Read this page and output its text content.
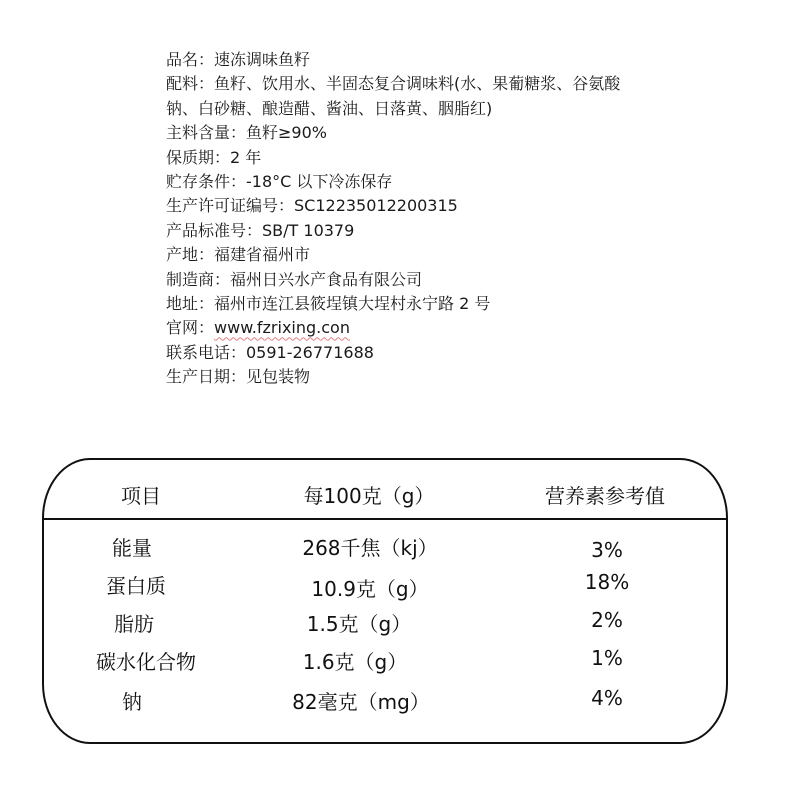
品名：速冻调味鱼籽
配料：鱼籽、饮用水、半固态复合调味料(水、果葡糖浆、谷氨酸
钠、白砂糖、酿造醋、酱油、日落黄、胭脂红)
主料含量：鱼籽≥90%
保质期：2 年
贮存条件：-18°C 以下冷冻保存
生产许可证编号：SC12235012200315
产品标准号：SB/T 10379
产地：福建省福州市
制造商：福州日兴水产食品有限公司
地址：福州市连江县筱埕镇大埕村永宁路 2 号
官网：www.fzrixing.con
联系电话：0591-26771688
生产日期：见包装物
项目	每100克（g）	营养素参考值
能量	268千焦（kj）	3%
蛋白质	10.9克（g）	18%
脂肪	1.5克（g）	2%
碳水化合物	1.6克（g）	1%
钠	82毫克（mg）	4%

-=-=-=-=-

◆ TASK TO CARRY OUT ◆
Without including any pictures, print each record exactly.

◆ RESULT FOR THIS EXERCISE ◆
Read this page and output its text content.
品名：速冻调味鱼籽
配料：鱼籽、饮用水、半固态复合调味料(水、果葡糖浆、谷氨酸
钠、白砂糖、酿造醋、酱油、日落黄、胭脂红)
主料含量：鱼籽≥90%
保质期：2 年
贮存条件：-18°C 以下冷冻保存
生产许可证编号：SC12235012200315
产品标准号：SB/T 10379
产地：福建省福州市
制造商：福州日兴水产食品有限公司
地址：福州市连江县筱埕镇大埕村永宁路 2 号
官网：www.fzrixing.con
联系电话：0591-26771688
生产日期：见包装物
项目	每100克（g）	营养素参考值
能量	268千焦（kj）	3%
蛋白质	10.9克（g）	18%
脂肪	1.5克（g）	2%
碳水化合物	1.6克（g）	1%
钠	82毫克（mg）	4%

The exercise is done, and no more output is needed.